-- Start --
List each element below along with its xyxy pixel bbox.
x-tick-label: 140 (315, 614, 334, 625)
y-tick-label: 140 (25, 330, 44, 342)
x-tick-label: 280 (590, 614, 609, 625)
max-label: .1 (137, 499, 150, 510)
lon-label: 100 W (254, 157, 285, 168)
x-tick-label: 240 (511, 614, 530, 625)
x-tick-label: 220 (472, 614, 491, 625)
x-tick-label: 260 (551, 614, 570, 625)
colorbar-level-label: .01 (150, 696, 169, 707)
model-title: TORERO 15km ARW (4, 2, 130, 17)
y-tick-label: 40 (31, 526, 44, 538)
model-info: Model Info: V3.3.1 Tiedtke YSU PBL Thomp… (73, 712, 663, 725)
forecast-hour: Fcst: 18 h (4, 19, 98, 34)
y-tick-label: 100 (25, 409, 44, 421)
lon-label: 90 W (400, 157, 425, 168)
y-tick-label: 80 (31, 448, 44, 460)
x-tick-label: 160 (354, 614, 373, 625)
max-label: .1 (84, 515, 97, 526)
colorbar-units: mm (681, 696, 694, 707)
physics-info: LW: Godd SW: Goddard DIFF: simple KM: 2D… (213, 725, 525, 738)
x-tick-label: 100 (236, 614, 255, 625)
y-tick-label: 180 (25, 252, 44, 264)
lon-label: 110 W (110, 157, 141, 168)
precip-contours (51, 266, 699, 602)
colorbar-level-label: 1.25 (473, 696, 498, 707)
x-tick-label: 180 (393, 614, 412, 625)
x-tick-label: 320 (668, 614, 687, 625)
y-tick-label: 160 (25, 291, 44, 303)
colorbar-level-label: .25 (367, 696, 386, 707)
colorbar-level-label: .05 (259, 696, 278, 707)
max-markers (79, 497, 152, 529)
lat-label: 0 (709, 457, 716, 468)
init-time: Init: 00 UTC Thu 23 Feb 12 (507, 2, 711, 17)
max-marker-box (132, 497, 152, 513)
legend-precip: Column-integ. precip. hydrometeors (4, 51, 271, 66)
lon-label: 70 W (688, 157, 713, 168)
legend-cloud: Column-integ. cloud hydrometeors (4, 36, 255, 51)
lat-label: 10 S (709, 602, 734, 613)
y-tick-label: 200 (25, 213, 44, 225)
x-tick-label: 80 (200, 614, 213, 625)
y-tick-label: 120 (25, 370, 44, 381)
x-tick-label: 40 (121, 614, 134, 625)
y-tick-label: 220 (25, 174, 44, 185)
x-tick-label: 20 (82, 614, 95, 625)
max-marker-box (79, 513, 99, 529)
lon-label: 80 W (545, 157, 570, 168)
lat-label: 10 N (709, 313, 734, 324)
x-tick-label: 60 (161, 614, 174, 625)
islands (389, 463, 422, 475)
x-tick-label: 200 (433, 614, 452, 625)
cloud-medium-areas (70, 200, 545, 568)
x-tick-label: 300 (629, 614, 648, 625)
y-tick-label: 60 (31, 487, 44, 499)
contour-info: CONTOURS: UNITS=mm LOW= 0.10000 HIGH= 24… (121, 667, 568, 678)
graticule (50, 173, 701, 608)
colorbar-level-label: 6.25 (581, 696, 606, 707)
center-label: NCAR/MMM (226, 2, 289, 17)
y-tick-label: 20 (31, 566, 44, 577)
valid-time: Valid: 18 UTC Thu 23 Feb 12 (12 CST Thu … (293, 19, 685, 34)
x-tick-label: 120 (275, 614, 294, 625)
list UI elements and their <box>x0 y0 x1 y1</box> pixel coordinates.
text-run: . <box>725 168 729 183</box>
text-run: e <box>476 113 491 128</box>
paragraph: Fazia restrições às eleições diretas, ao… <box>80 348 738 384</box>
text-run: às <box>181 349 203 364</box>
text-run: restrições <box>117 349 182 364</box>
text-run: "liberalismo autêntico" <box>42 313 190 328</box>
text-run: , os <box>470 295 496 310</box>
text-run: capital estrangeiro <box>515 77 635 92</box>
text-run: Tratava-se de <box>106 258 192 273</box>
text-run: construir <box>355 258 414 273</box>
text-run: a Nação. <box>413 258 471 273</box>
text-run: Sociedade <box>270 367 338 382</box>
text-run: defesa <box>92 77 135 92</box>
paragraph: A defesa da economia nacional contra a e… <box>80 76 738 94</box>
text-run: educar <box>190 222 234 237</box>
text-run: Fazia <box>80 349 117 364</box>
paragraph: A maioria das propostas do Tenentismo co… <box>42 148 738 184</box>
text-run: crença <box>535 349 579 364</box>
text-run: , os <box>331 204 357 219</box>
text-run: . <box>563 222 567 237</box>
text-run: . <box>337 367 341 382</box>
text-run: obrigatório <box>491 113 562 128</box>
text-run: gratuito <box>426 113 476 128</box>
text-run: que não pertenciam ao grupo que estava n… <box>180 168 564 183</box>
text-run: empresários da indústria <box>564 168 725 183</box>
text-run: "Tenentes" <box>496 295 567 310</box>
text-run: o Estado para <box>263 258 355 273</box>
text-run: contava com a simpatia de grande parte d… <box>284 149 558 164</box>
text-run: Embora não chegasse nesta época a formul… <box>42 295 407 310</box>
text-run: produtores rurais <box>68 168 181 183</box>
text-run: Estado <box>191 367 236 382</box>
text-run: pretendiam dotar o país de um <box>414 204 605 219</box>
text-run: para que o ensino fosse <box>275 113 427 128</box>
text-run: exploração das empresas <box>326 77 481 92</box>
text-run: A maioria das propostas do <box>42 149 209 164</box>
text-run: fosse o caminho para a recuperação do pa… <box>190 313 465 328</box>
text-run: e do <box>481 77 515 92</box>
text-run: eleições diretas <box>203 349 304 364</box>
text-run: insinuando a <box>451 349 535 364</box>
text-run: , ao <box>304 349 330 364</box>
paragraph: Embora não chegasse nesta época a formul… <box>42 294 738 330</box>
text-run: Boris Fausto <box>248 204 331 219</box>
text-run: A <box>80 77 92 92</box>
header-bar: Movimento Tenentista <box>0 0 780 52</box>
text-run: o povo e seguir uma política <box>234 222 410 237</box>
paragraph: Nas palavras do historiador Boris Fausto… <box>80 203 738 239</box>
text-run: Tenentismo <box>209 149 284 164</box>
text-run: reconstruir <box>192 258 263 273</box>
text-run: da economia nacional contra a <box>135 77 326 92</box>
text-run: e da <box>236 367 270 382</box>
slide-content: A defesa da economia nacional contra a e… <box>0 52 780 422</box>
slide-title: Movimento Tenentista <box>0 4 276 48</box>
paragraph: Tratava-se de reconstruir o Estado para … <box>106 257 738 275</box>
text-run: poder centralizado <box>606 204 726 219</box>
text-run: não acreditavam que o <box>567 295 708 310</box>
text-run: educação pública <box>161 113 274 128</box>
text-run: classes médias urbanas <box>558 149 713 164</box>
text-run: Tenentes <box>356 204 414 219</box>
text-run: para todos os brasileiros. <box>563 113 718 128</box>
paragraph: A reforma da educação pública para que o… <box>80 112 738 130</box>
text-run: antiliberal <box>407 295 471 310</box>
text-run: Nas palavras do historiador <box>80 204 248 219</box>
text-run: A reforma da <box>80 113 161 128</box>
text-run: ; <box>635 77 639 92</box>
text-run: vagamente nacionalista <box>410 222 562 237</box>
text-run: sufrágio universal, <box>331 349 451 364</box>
-- End --
-- Start --
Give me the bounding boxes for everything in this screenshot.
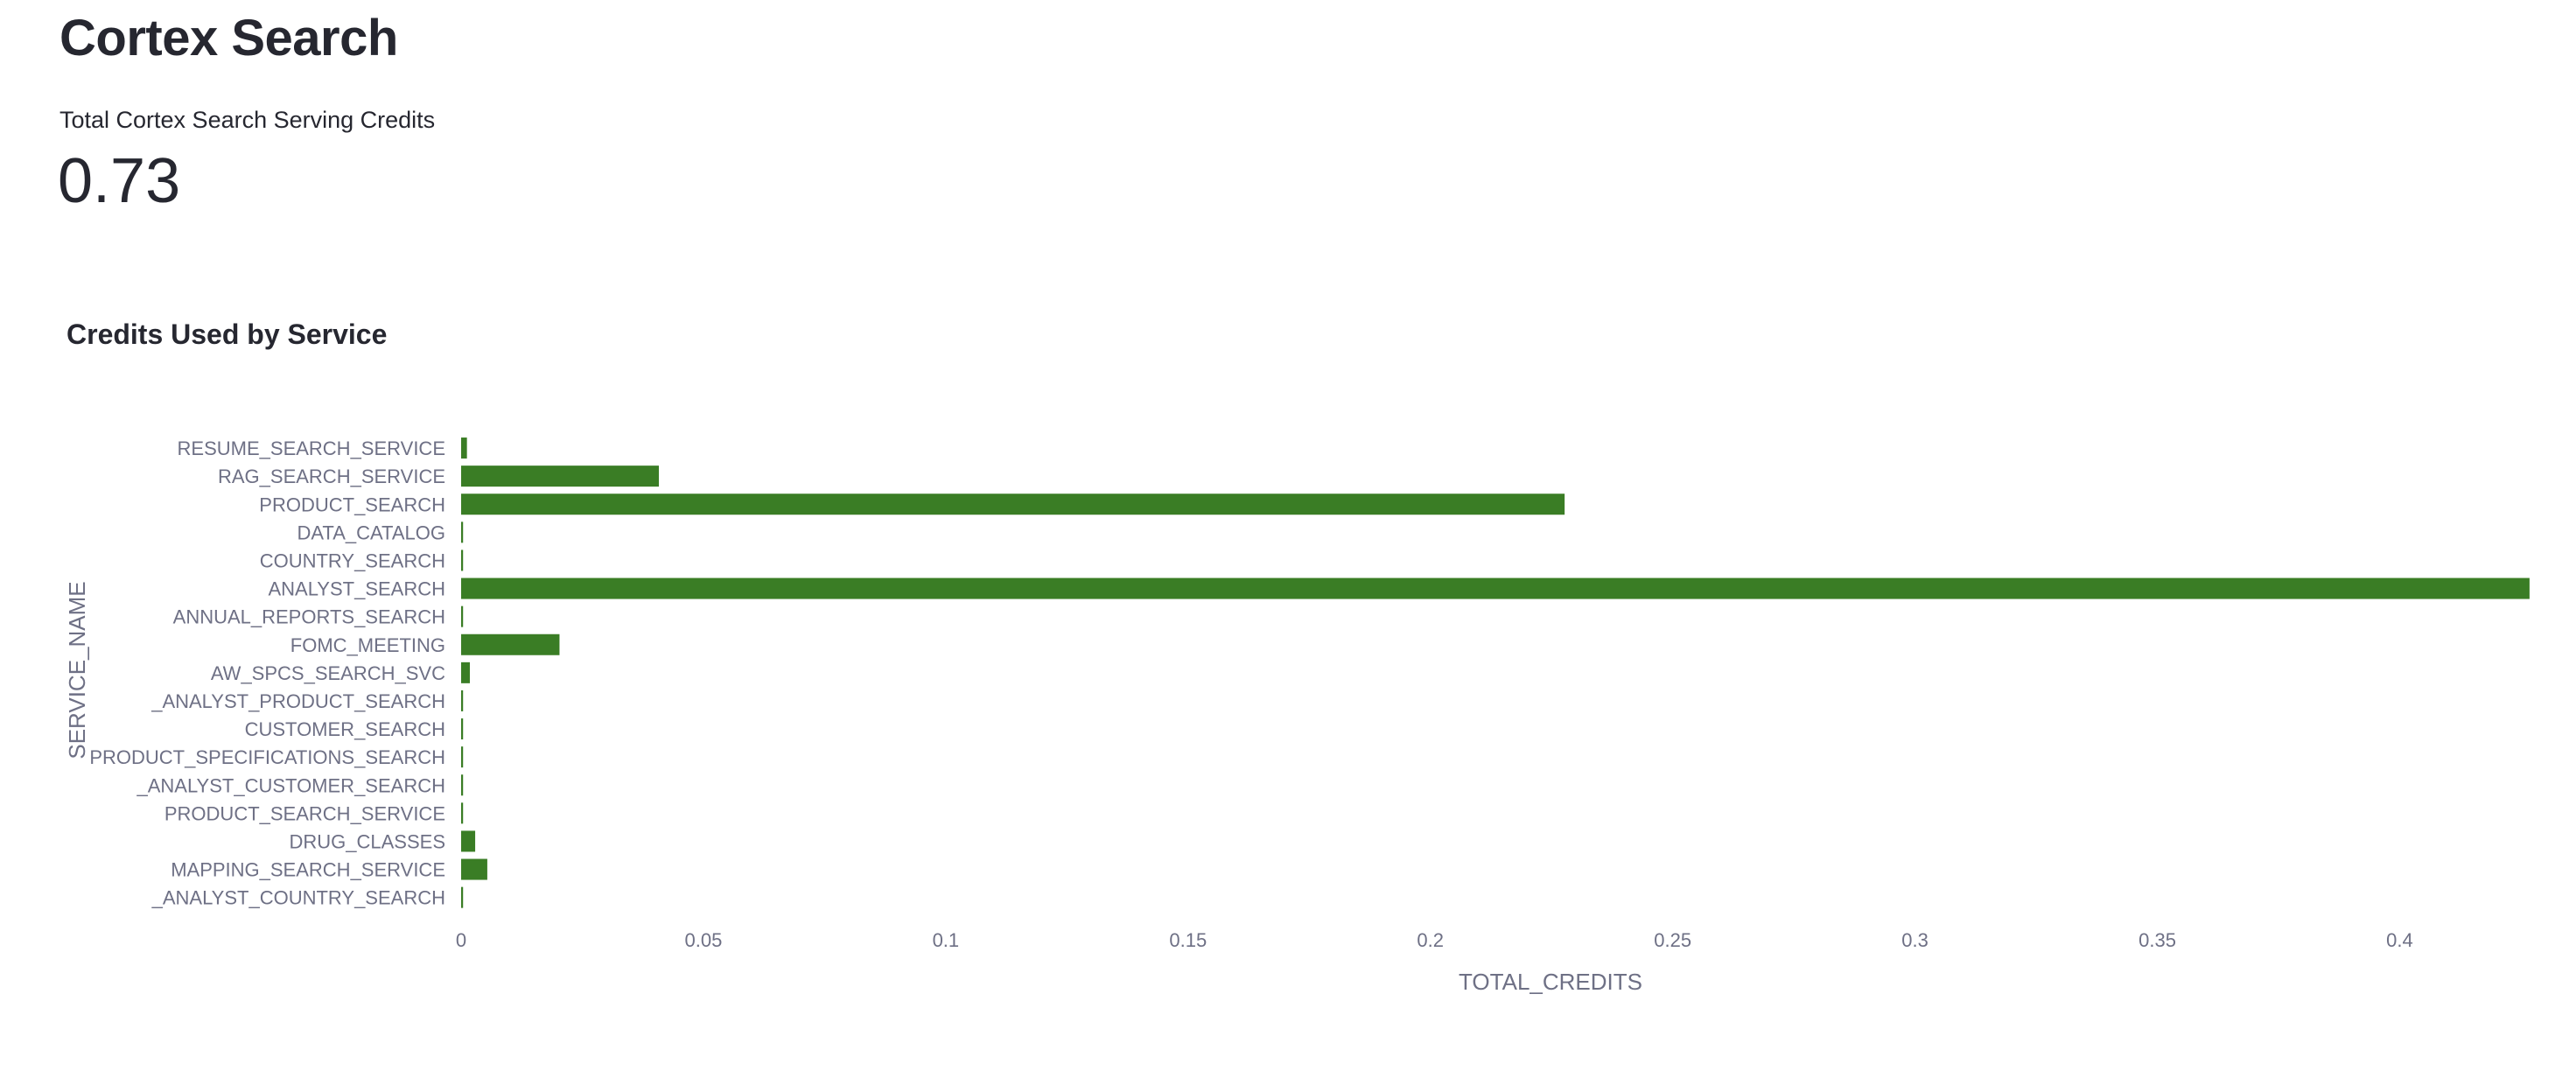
-- End --
-- Start --
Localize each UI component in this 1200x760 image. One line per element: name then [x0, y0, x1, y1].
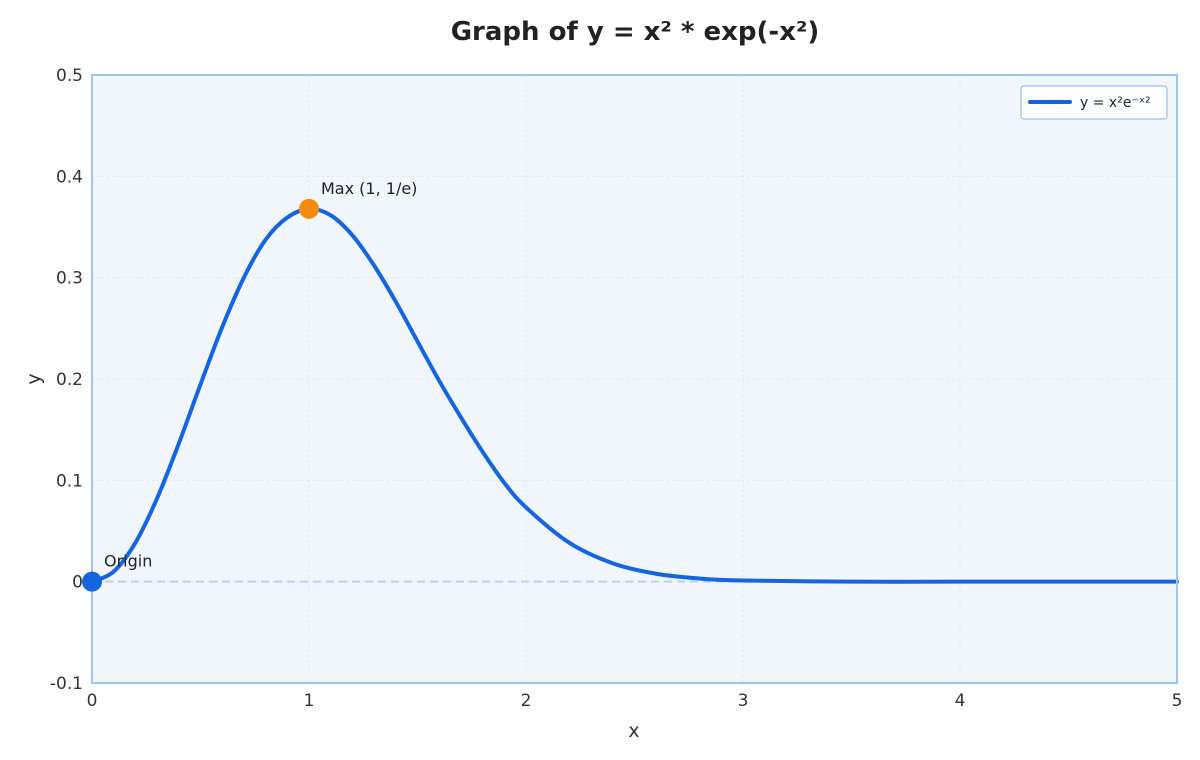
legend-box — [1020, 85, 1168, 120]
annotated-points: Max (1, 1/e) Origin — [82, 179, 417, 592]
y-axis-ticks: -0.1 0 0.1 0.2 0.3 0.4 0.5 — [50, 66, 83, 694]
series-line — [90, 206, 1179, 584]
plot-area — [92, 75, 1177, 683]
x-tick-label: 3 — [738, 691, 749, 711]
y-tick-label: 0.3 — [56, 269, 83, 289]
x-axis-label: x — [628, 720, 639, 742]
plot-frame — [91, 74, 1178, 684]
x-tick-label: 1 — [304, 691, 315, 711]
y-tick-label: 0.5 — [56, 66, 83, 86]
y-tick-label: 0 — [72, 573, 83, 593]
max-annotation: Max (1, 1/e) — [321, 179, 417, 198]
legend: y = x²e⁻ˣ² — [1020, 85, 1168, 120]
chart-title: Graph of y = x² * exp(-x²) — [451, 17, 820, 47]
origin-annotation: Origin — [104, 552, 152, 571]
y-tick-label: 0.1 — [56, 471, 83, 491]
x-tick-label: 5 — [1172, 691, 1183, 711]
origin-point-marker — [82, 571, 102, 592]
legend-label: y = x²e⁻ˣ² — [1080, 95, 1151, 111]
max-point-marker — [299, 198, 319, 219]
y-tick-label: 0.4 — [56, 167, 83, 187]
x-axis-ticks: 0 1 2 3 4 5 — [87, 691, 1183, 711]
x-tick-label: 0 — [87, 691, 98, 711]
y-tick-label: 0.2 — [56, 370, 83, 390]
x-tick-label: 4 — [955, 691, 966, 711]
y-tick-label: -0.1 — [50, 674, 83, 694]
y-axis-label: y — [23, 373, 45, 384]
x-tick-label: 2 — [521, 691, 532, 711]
-- End --
▸ **Exercise**: Recast the data from the line containing "List each element" through the line containing "colorbar-level-label: .25 (367, 696, 386, 707)", both included, as a Markdown table with the columns Number and Line, with one row per line and no rows for blank lines.

▸ **Solution for this exercise**:
| Number | Line |
|---|---|
| 1 | List each element below along with its xyxy pixel bbox. |
| 2 | x-tick-label: 140 (315, 614, 334, 625) |
| 3 | y-tick-label: 140 (25, 330, 44, 342) |
| 4 | x-tick-label: 280 (590, 614, 609, 625) |
| 5 | max-label: .1 (137, 499, 150, 510) |
| 6 | lon-label: 100 W (254, 157, 285, 168) |
| 7 | x-tick-label: 240 (511, 614, 530, 625) |
| 8 | x-tick-label: 220 (472, 614, 491, 625) |
| 9 | x-tick-label: 260 (551, 614, 570, 625) |
| 10 | colorbar-level-label: .01 (150, 696, 169, 707) |
| 11 | model-title: TORERO 15km ARW (4, 2, 130, 17) |
| 12 | y-tick-label: 40 (31, 526, 44, 538) |
| 13 | model-info: Model Info: V3.3.1 Tiedtke YSU PBL Thomp… (73, 712, 663, 725) |
| 14 | forecast-hour: Fcst: 18 h (4, 19, 98, 34) |
| 15 | y-tick-label: 100 (25, 409, 44, 421) |
| 16 | lon-label: 90 W (400, 157, 425, 168) |
| 17 | y-tick-label: 80 (31, 448, 44, 460) |
| 18 | x-tick-label: 160 (354, 614, 373, 625) |
| 19 | max-label: .1 (84, 515, 97, 526) |
| 20 | colorbar-units: mm (681, 696, 694, 707) |
| 21 | physics-info: LW: Godd SW: Goddard DIFF: simple KM: 2D… (213, 725, 525, 738) |
| 22 | x-tick-label: 100 (236, 614, 255, 625) |
| 23 | y-tick-label: 180 (25, 252, 44, 264) |
| 24 | lon-label: 110 W (110, 157, 141, 168) |
| 25 | precip-contours (51, 266, 699, 602) |
| 26 | colorbar-level-label: 1.25 (473, 696, 498, 707) |
| 27 | x-tick-label: 180 (393, 614, 412, 625) |
| 28 | x-tick-label: 320 (668, 614, 687, 625) |
| 29 | y-tick-label: 160 (25, 291, 44, 303) |
| 30 | colorbar-level-label: .25 (367, 696, 386, 707) |